WHAT IS REQUIRED:
Set down the data below without change, skipping the pictures it holds.

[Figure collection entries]

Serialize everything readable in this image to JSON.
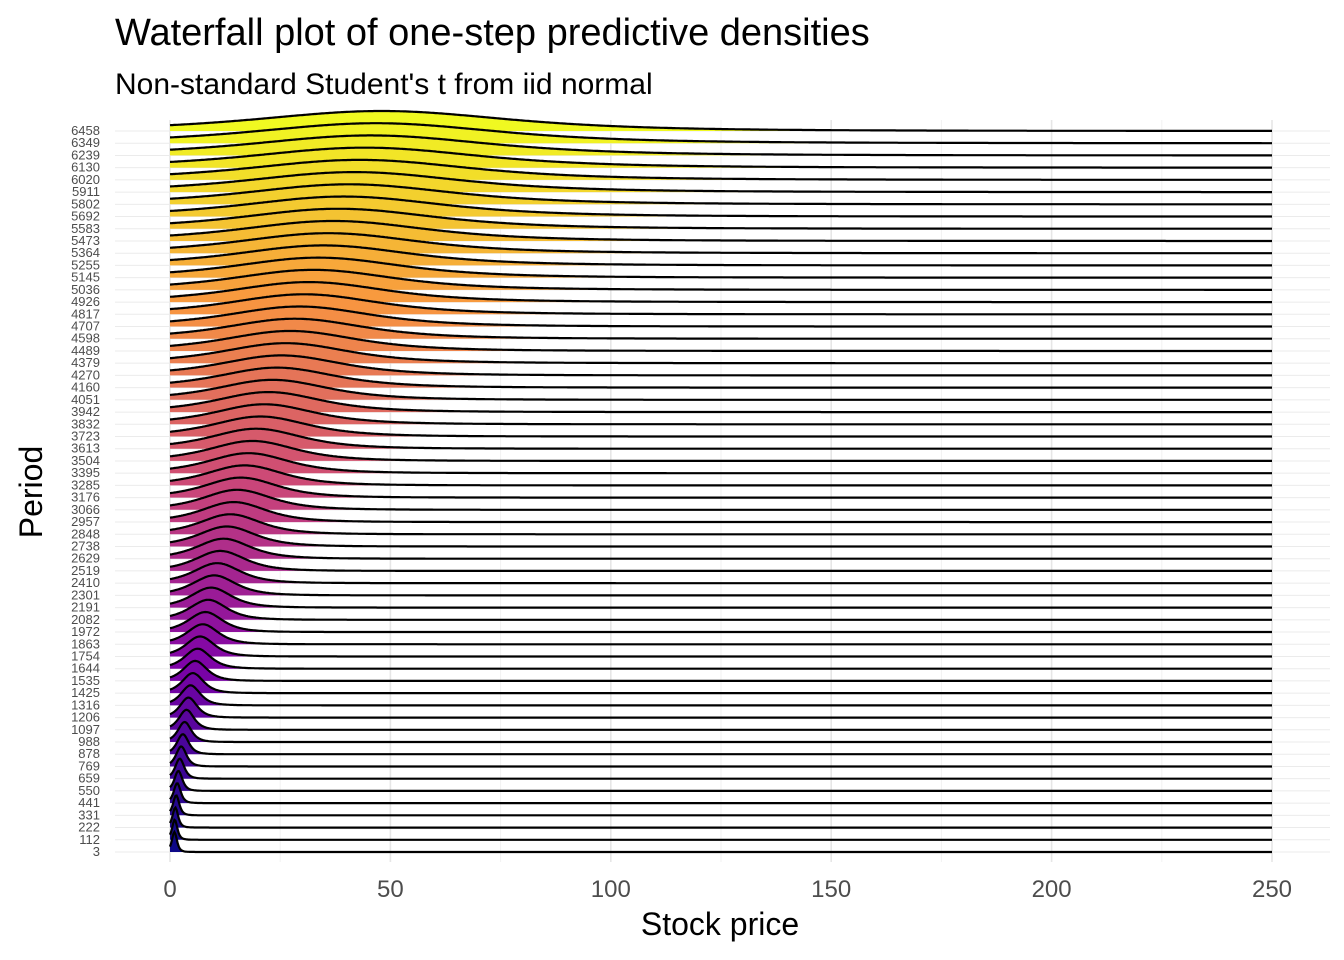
{
  "chart_data": {
    "type": "ridgeline",
    "title": "Waterfall plot of one-step predictive densities",
    "subtitle": "Non-standard Student's t from iid normal",
    "xlabel": "Stock price",
    "ylabel": "Period",
    "xlim": [
      0,
      250
    ],
    "x_ticks": [
      0,
      50,
      100,
      150,
      200,
      250
    ],
    "grid": true,
    "fill_palette": "plasma",
    "periods": [
      "3",
      "112",
      "222",
      "331",
      "441",
      "550",
      "659",
      "769",
      "878",
      "988",
      "1097",
      "1206",
      "1316",
      "1425",
      "1535",
      "1644",
      "1754",
      "1863",
      "1972",
      "2082",
      "2191",
      "2301",
      "2410",
      "2519",
      "2629",
      "2738",
      "2848",
      "2957",
      "3066",
      "3176",
      "3285",
      "3395",
      "3504",
      "3613",
      "3723",
      "3832",
      "3942",
      "4051",
      "4160",
      "4270",
      "4379",
      "4489",
      "4598",
      "4707",
      "4817",
      "4926",
      "5036",
      "5145",
      "5255",
      "5364",
      "5473",
      "5583",
      "5692",
      "5802",
      "5911",
      "6020",
      "6130",
      "6239",
      "6349",
      "6458"
    ],
    "density_location_first": 1,
    "density_location_last": 48,
    "density_scale_first": 0.6,
    "density_scale_last": 30,
    "colors": [
      "#0d0887",
      "#7e03a8",
      "#cc4778",
      "#f89540",
      "#f0f921"
    ]
  }
}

EXERCISE RESULT:
Serialize everything readable in this image to JSON.
{
  "chart_data": {
    "type": "ridgeline",
    "title": "Waterfall plot of one-step predictive densities",
    "subtitle": "Non-standard Student's t from iid normal",
    "xlabel": "Stock price",
    "ylabel": "Period",
    "xlim": [
      0,
      250
    ],
    "x_ticks": [
      0,
      50,
      100,
      150,
      200,
      250
    ],
    "grid": true,
    "fill_palette": "plasma",
    "periods": [
      "3",
      "112",
      "222",
      "331",
      "441",
      "550",
      "659",
      "769",
      "878",
      "988",
      "1097",
      "1206",
      "1316",
      "1425",
      "1535",
      "1644",
      "1754",
      "1863",
      "1972",
      "2082",
      "2191",
      "2301",
      "2410",
      "2519",
      "2629",
      "2738",
      "2848",
      "2957",
      "3066",
      "3176",
      "3285",
      "3395",
      "3504",
      "3613",
      "3723",
      "3832",
      "3942",
      "4051",
      "4160",
      "4270",
      "4379",
      "4489",
      "4598",
      "4707",
      "4817",
      "4926",
      "5036",
      "5145",
      "5255",
      "5364",
      "5473",
      "5583",
      "5692",
      "5802",
      "5911",
      "6020",
      "6130",
      "6239",
      "6349",
      "6458"
    ],
    "density_location_first": 1,
    "density_location_last": 48,
    "density_scale_first": 0.6,
    "density_scale_last": 30,
    "colors": [
      "#0d0887",
      "#7e03a8",
      "#cc4778",
      "#f89540",
      "#f0f921"
    ]
  }
}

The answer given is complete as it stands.